### Stated goal
Report the number of lines that hold the string "Aktien". Leave out any other text.

:: Entries shown

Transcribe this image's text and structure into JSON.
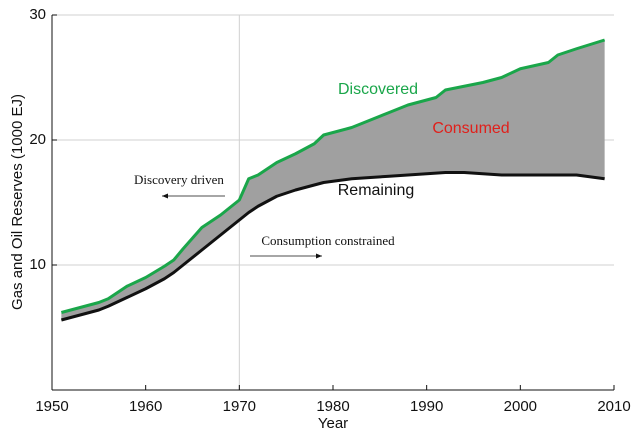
{
  "chart_data": {
    "type": "line",
    "xlabel": "Year",
    "ylabel": "Gas and Oil Reserves (1000 EJ)",
    "x": [
      1951,
      1953,
      1955,
      1956,
      1958,
      1960,
      1962,
      1963,
      1964,
      1966,
      1968,
      1970,
      1971,
      1972,
      1974,
      1976,
      1978,
      1979,
      1982,
      1984,
      1986,
      1988,
      1990,
      1991,
      1992,
      1994,
      1996,
      1998,
      2000,
      2003,
      2004,
      2006,
      2009
    ],
    "series": [
      {
        "name": "Discovered",
        "color": "#1aa64a",
        "values": [
          6.2,
          6.6,
          7.0,
          7.3,
          8.3,
          9.0,
          9.9,
          10.4,
          11.3,
          13.0,
          14.0,
          15.2,
          16.9,
          17.2,
          18.2,
          18.9,
          19.7,
          20.4,
          21.0,
          21.6,
          22.2,
          22.8,
          23.2,
          23.4,
          24.0,
          24.3,
          24.6,
          25.0,
          25.7,
          26.2,
          26.8,
          27.3,
          28.0
        ]
      },
      {
        "name": "Remaining",
        "color": "#111111",
        "values": [
          5.6,
          6.0,
          6.4,
          6.7,
          7.4,
          8.1,
          8.9,
          9.4,
          10.0,
          11.2,
          12.4,
          13.6,
          14.2,
          14.7,
          15.5,
          16.0,
          16.4,
          16.6,
          16.9,
          17.0,
          17.1,
          17.2,
          17.3,
          17.35,
          17.4,
          17.4,
          17.3,
          17.2,
          17.2,
          17.2,
          17.2,
          17.2,
          16.9
        ]
      }
    ],
    "fill_between": {
      "name": "Consumed",
      "color": "#a0a0a0",
      "label_color": "#e0201b"
    },
    "annotations": [
      "Discovery driven",
      "Consumption constrained"
    ],
    "xlim": [
      1950,
      2010
    ],
    "xticks": [
      1950,
      1960,
      1970,
      1980,
      1990,
      2000,
      2010
    ],
    "ylim": [
      0,
      30
    ],
    "yticks": [
      10,
      20,
      30
    ],
    "grid": true,
    "reference_line_x": 1970
  }
}
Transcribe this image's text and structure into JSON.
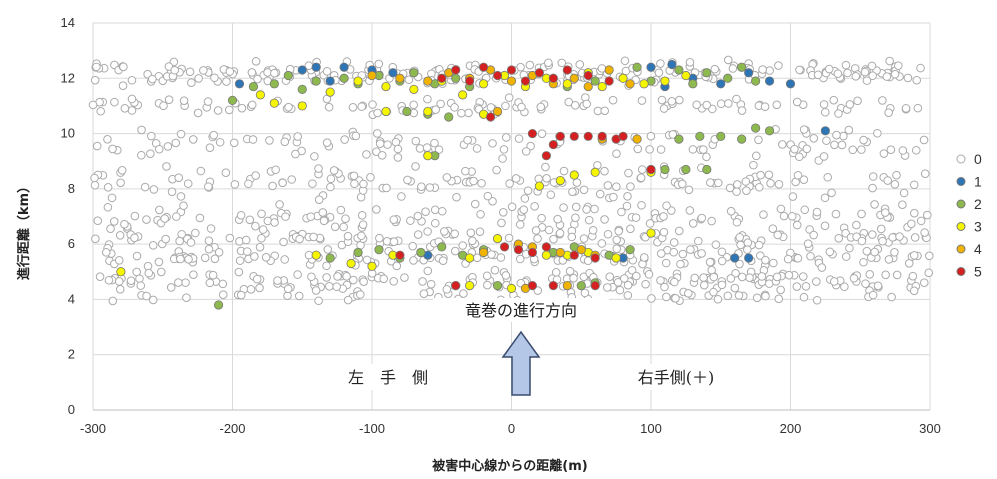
{
  "chart_data": {
    "type": "scatter",
    "title": "",
    "xlabel": "被害中心線からの距離(m)",
    "ylabel": "進行距離（km）",
    "xlim": [
      -300,
      300
    ],
    "ylim": [
      0,
      14
    ],
    "xticks": [
      "-300",
      "-200",
      "-100",
      "0",
      "100",
      "200",
      "300"
    ],
    "yticks": [
      "0",
      "2",
      "4",
      "6",
      "8",
      "10",
      "12",
      "14"
    ],
    "grid": true,
    "legend_position": "right",
    "annotations": {
      "direction": "竜巻の進行方向",
      "left_side": "左　手　側",
      "right_side": "右手側(＋)"
    },
    "bands": [
      {
        "y": 12.2,
        "spread": 0.5,
        "xmin": -300,
        "xmax": 300,
        "n": 230
      },
      {
        "y": 11.0,
        "spread": 0.4,
        "xmin": -300,
        "xmax": 300,
        "n": 110
      },
      {
        "y": 9.6,
        "spread": 0.6,
        "xmin": -300,
        "xmax": 300,
        "n": 120
      },
      {
        "y": 8.2,
        "spread": 0.7,
        "xmin": -300,
        "xmax": 300,
        "n": 150
      },
      {
        "y": 7.0,
        "spread": 0.6,
        "xmin": -300,
        "xmax": 300,
        "n": 130
      },
      {
        "y": 6.2,
        "spread": 0.5,
        "xmin": -300,
        "xmax": 300,
        "n": 140
      },
      {
        "y": 5.5,
        "spread": 0.4,
        "xmin": -300,
        "xmax": 300,
        "n": 140
      },
      {
        "y": 4.7,
        "spread": 0.4,
        "xmin": -300,
        "xmax": 300,
        "n": 180
      },
      {
        "y": 4.1,
        "spread": 0.3,
        "xmin": -300,
        "xmax": 300,
        "n": 60
      }
    ],
    "series": [
      {
        "name": "0",
        "color": "#ffffff",
        "stroke": "#aaaaaa",
        "points": "generated-from-bands"
      },
      {
        "name": "1",
        "color": "#2e75b6",
        "points": [
          [
            -195,
            11.8
          ],
          [
            -150,
            12.3
          ],
          [
            -140,
            12.4
          ],
          [
            -120,
            12.4
          ],
          [
            -100,
            12.3
          ],
          [
            -85,
            12.2
          ],
          [
            -130,
            11.9
          ],
          [
            100,
            12.4
          ],
          [
            115,
            12.5
          ],
          [
            130,
            12.0
          ],
          [
            150,
            11.8
          ],
          [
            170,
            12.2
          ],
          [
            185,
            11.9
          ],
          [
            200,
            11.8
          ],
          [
            110,
            11.7
          ],
          [
            225,
            10.1
          ],
          [
            160,
            5.5
          ],
          [
            170,
            5.5
          ],
          [
            -60,
            5.6
          ],
          [
            80,
            5.5
          ]
        ]
      },
      {
        "name": "2",
        "color": "#8db94e",
        "points": [
          [
            -200,
            11.2
          ],
          [
            -185,
            11.7
          ],
          [
            -170,
            11.8
          ],
          [
            -160,
            12.1
          ],
          [
            -150,
            11.6
          ],
          [
            -140,
            11.9
          ],
          [
            -120,
            12.0
          ],
          [
            -110,
            11.8
          ],
          [
            -95,
            12.1
          ],
          [
            -80,
            11.9
          ],
          [
            -70,
            12.2
          ],
          [
            -55,
            11.8
          ],
          [
            -40,
            12.0
          ],
          [
            -30,
            11.7
          ],
          [
            40,
            11.7
          ],
          [
            60,
            11.9
          ],
          [
            90,
            12.4
          ],
          [
            100,
            11.9
          ],
          [
            120,
            12.3
          ],
          [
            130,
            11.8
          ],
          [
            140,
            12.2
          ],
          [
            155,
            12.0
          ],
          [
            165,
            12.4
          ],
          [
            175,
            11.9
          ],
          [
            -45,
            10.6
          ],
          [
            -75,
            10.8
          ],
          [
            -60,
            10.7
          ],
          [
            120,
            9.8
          ],
          [
            135,
            9.9
          ],
          [
            150,
            9.9
          ],
          [
            165,
            9.8
          ],
          [
            175,
            10.2
          ],
          [
            185,
            10.1
          ],
          [
            100,
            8.7
          ],
          [
            110,
            8.7
          ],
          [
            125,
            8.7
          ],
          [
            140,
            8.7
          ],
          [
            -55,
            9.2
          ],
          [
            -130,
            5.5
          ],
          [
            -110,
            5.7
          ],
          [
            -95,
            5.8
          ],
          [
            -80,
            5.5
          ],
          [
            -65,
            5.7
          ],
          [
            -50,
            5.9
          ],
          [
            -35,
            5.6
          ],
          [
            -20,
            5.8
          ],
          [
            30,
            5.7
          ],
          [
            45,
            5.9
          ],
          [
            70,
            5.6
          ],
          [
            85,
            5.8
          ],
          [
            -210,
            3.8
          ],
          [
            -40,
            4.5
          ],
          [
            -10,
            4.5
          ],
          [
            50,
            4.5
          ],
          [
            60,
            4.6
          ]
        ]
      },
      {
        "name": "3",
        "color": "#f5f500",
        "points": [
          [
            -180,
            11.4
          ],
          [
            -170,
            11.1
          ],
          [
            -150,
            11.0
          ],
          [
            -130,
            11.5
          ],
          [
            -110,
            11.9
          ],
          [
            -90,
            11.7
          ],
          [
            -70,
            11.6
          ],
          [
            -50,
            11.9
          ],
          [
            -35,
            11.4
          ],
          [
            -20,
            11.8
          ],
          [
            -5,
            12.1
          ],
          [
            10,
            11.7
          ],
          [
            25,
            12.0
          ],
          [
            40,
            11.8
          ],
          [
            55,
            12.2
          ],
          [
            65,
            11.7
          ],
          [
            80,
            12.0
          ],
          [
            95,
            11.8
          ],
          [
            110,
            11.9
          ],
          [
            125,
            12.1
          ],
          [
            -90,
            10.8
          ],
          [
            -60,
            10.8
          ],
          [
            -20,
            10.7
          ],
          [
            20,
            8.1
          ],
          [
            35,
            8.3
          ],
          [
            45,
            8.5
          ],
          [
            60,
            8.6
          ],
          [
            100,
            8.6
          ],
          [
            -60,
            9.2
          ],
          [
            -280,
            5.0
          ],
          [
            -140,
            5.6
          ],
          [
            -115,
            5.3
          ],
          [
            -100,
            5.2
          ],
          [
            -85,
            5.6
          ],
          [
            -30,
            5.5
          ],
          [
            -10,
            6.2
          ],
          [
            25,
            5.6
          ],
          [
            40,
            5.6
          ],
          [
            55,
            5.7
          ],
          [
            75,
            5.5
          ],
          [
            100,
            6.4
          ],
          [
            -30,
            4.5
          ],
          [
            0,
            4.4
          ]
        ]
      },
      {
        "name": "4",
        "color": "#f0b400",
        "points": [
          [
            -100,
            12.1
          ],
          [
            -80,
            12.0
          ],
          [
            -60,
            11.9
          ],
          [
            -45,
            12.2
          ],
          [
            -30,
            12.0
          ],
          [
            -15,
            12.3
          ],
          [
            0,
            11.9
          ],
          [
            15,
            12.1
          ],
          [
            30,
            11.8
          ],
          [
            45,
            12.0
          ],
          [
            55,
            11.7
          ],
          [
            70,
            12.3
          ],
          [
            85,
            11.8
          ],
          [
            -10,
            10.8
          ],
          [
            65,
            9.8
          ],
          [
            90,
            9.8
          ],
          [
            -20,
            5.7
          ],
          [
            5,
            6.0
          ],
          [
            15,
            5.9
          ],
          [
            35,
            5.7
          ],
          [
            50,
            5.8
          ],
          [
            60,
            5.6
          ],
          [
            10,
            4.4
          ],
          [
            40,
            4.5
          ]
        ]
      },
      {
        "name": "5",
        "color": "#d42020",
        "points": [
          [
            -50,
            12.0
          ],
          [
            -40,
            12.3
          ],
          [
            -30,
            11.9
          ],
          [
            -20,
            12.4
          ],
          [
            -10,
            12.1
          ],
          [
            0,
            12.3
          ],
          [
            10,
            11.9
          ],
          [
            20,
            12.2
          ],
          [
            30,
            12.0
          ],
          [
            40,
            12.3
          ],
          [
            55,
            12.1
          ],
          [
            70,
            11.9
          ],
          [
            -15,
            10.6
          ],
          [
            15,
            10.0
          ],
          [
            25,
            9.2
          ],
          [
            30,
            9.6
          ],
          [
            35,
            9.9
          ],
          [
            45,
            9.9
          ],
          [
            55,
            9.9
          ],
          [
            65,
            9.9
          ],
          [
            75,
            9.8
          ],
          [
            80,
            9.9
          ],
          [
            100,
            8.7
          ],
          [
            -80,
            5.6
          ],
          [
            -5,
            5.9
          ],
          [
            5,
            5.8
          ],
          [
            15,
            5.7
          ],
          [
            25,
            5.9
          ],
          [
            45,
            5.6
          ],
          [
            60,
            5.5
          ],
          [
            -40,
            4.5
          ],
          [
            15,
            4.5
          ],
          [
            30,
            4.5
          ],
          [
            60,
            4.5
          ]
        ]
      }
    ]
  }
}
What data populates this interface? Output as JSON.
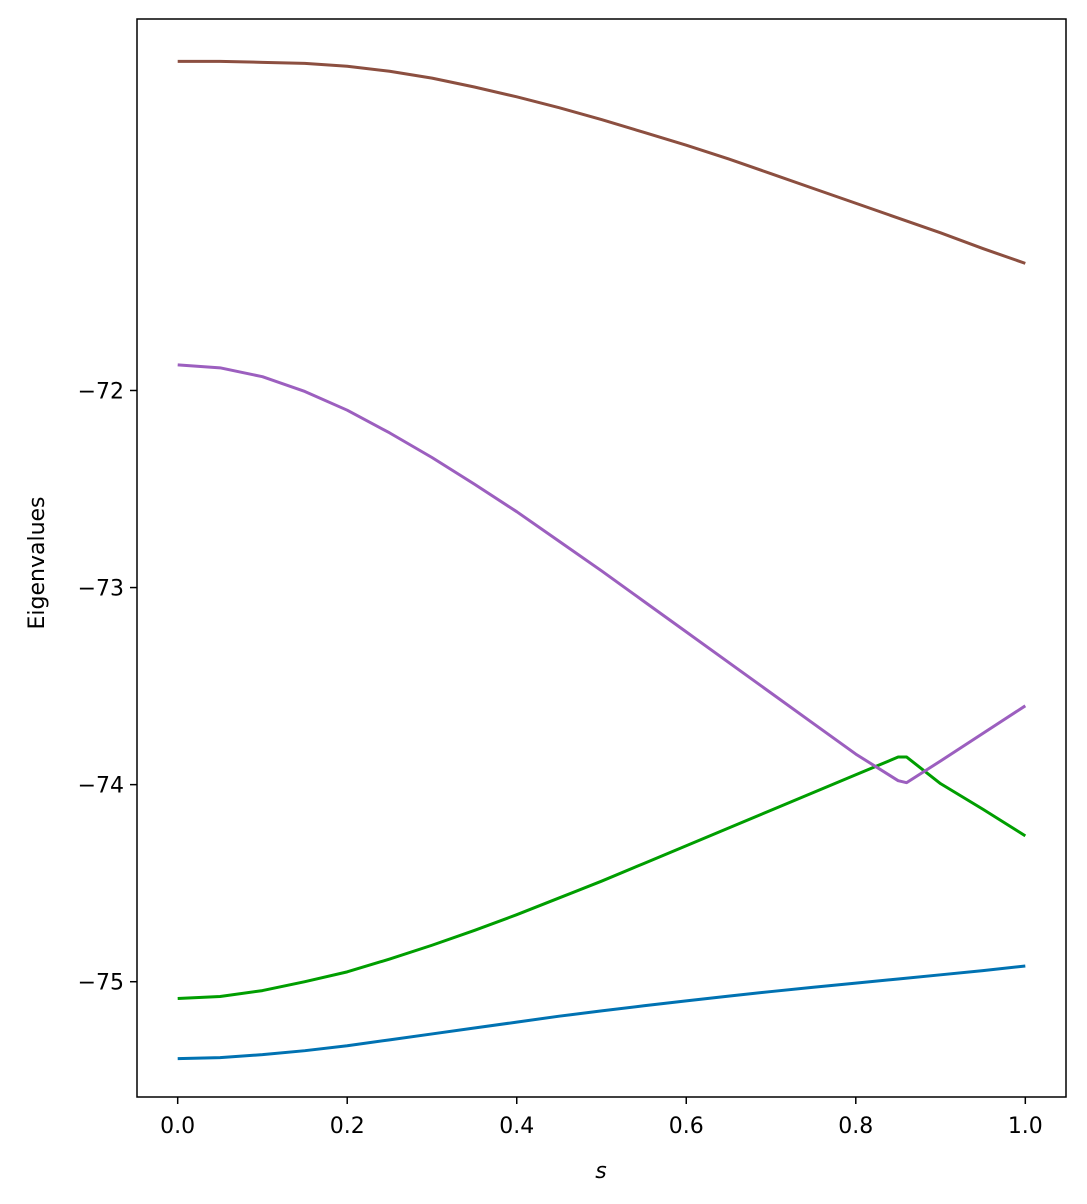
{
  "chart_data": {
    "type": "line",
    "title": "",
    "xlabel": "s",
    "ylabel": "Eigenvalues",
    "xlim": [
      -0.048,
      1.048
    ],
    "ylim": [
      -75.585,
      -70.115
    ],
    "xticks": [
      0.0,
      0.2,
      0.4,
      0.6,
      0.8,
      1.0
    ],
    "xtick_labels": [
      "0.0",
      "0.2",
      "0.4",
      "0.6",
      "0.8",
      "1.0"
    ],
    "yticks": [
      -72,
      -73,
      -74,
      -75
    ],
    "ytick_labels": [
      "−72",
      "−73",
      "−74",
      "−75"
    ],
    "grid": false,
    "legend": "none",
    "series": [
      {
        "color": "#0072B2",
        "x": [
          0,
          0.05,
          0.1,
          0.15,
          0.2,
          0.25,
          0.3,
          0.35,
          0.4,
          0.45,
          0.5,
          0.55,
          0.6,
          0.65,
          0.7,
          0.75,
          0.8,
          0.85,
          0.9,
          0.95,
          1.0
        ],
        "y": [
          -75.39,
          -75.385,
          -75.37,
          -75.35,
          -75.325,
          -75.295,
          -75.265,
          -75.235,
          -75.205,
          -75.175,
          -75.148,
          -75.122,
          -75.097,
          -75.073,
          -75.05,
          -75.028,
          -75.007,
          -74.986,
          -74.965,
          -74.944,
          -74.92
        ]
      },
      {
        "color": "#009E00",
        "x": [
          0,
          0.05,
          0.1,
          0.15,
          0.2,
          0.25,
          0.3,
          0.35,
          0.4,
          0.45,
          0.5,
          0.55,
          0.6,
          0.65,
          0.7,
          0.75,
          0.8,
          0.85,
          0.86,
          0.9,
          0.95,
          1.0
        ],
        "y": [
          -75.085,
          -75.075,
          -75.045,
          -75.0,
          -74.95,
          -74.885,
          -74.815,
          -74.74,
          -74.66,
          -74.575,
          -74.49,
          -74.4,
          -74.31,
          -74.22,
          -74.13,
          -74.04,
          -73.95,
          -73.86,
          -73.86,
          -73.995,
          -74.125,
          -74.26
        ]
      },
      {
        "color": "#9C5FBF",
        "x": [
          0,
          0.05,
          0.1,
          0.15,
          0.2,
          0.25,
          0.3,
          0.35,
          0.4,
          0.45,
          0.5,
          0.55,
          0.6,
          0.65,
          0.7,
          0.75,
          0.8,
          0.85,
          0.86,
          0.9,
          0.95,
          1.0
        ],
        "y": [
          -71.87,
          -71.885,
          -71.93,
          -72.005,
          -72.1,
          -72.215,
          -72.34,
          -72.475,
          -72.615,
          -72.765,
          -72.915,
          -73.07,
          -73.225,
          -73.38,
          -73.535,
          -73.69,
          -73.845,
          -73.98,
          -73.99,
          -73.88,
          -73.74,
          -73.6
        ]
      },
      {
        "color": "#8C4F40",
        "x": [
          0,
          0.05,
          0.1,
          0.15,
          0.2,
          0.25,
          0.3,
          0.35,
          0.4,
          0.45,
          0.5,
          0.55,
          0.6,
          0.65,
          0.7,
          0.75,
          0.8,
          0.85,
          0.9,
          0.95,
          1.0
        ],
        "y": [
          -70.33,
          -70.33,
          -70.335,
          -70.34,
          -70.355,
          -70.38,
          -70.415,
          -70.46,
          -70.51,
          -70.565,
          -70.625,
          -70.69,
          -70.755,
          -70.825,
          -70.9,
          -70.975,
          -71.05,
          -71.125,
          -71.2,
          -71.28,
          -71.355
        ]
      }
    ]
  }
}
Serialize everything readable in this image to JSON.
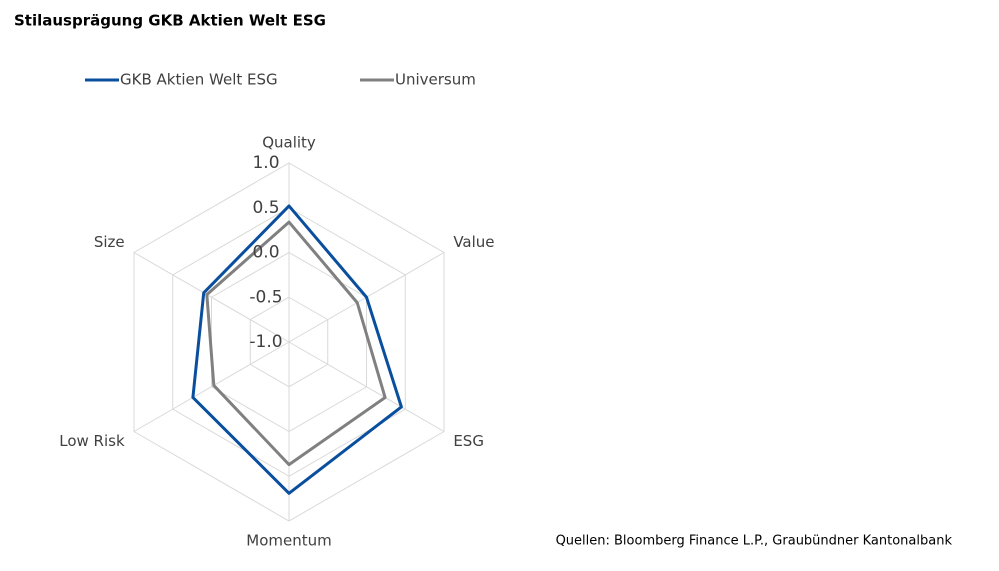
{
  "chart_data": {
    "type": "radar",
    "title": "Stilausprägung GKB Aktien Welt ESG",
    "source": "Quellen: Bloomberg Finance L.P., Graubündner Kantonalbank",
    "categories": [
      "Quality",
      "Value",
      "ESG",
      "Momentum",
      "Low Risk",
      "Size"
    ],
    "series": [
      {
        "name": "GKB Aktien Welt ESG",
        "color": "#0a4f9e",
        "values": [
          0.52,
          0.0,
          0.45,
          0.69,
          0.24,
          0.1
        ]
      },
      {
        "name": "Universum",
        "color": "#808080",
        "values": [
          0.34,
          -0.12,
          0.24,
          0.37,
          -0.03,
          0.06
        ]
      }
    ],
    "ylim": [
      -1,
      1
    ],
    "yticks": [
      {
        "value": 1,
        "label": "1.0"
      },
      0.5,
      {
        "value": 0,
        "label": "0.0"
      },
      -0.5,
      {
        "value": -1,
        "label": "-1.0"
      }
    ],
    "grid": true
  }
}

::::

### Task solution
2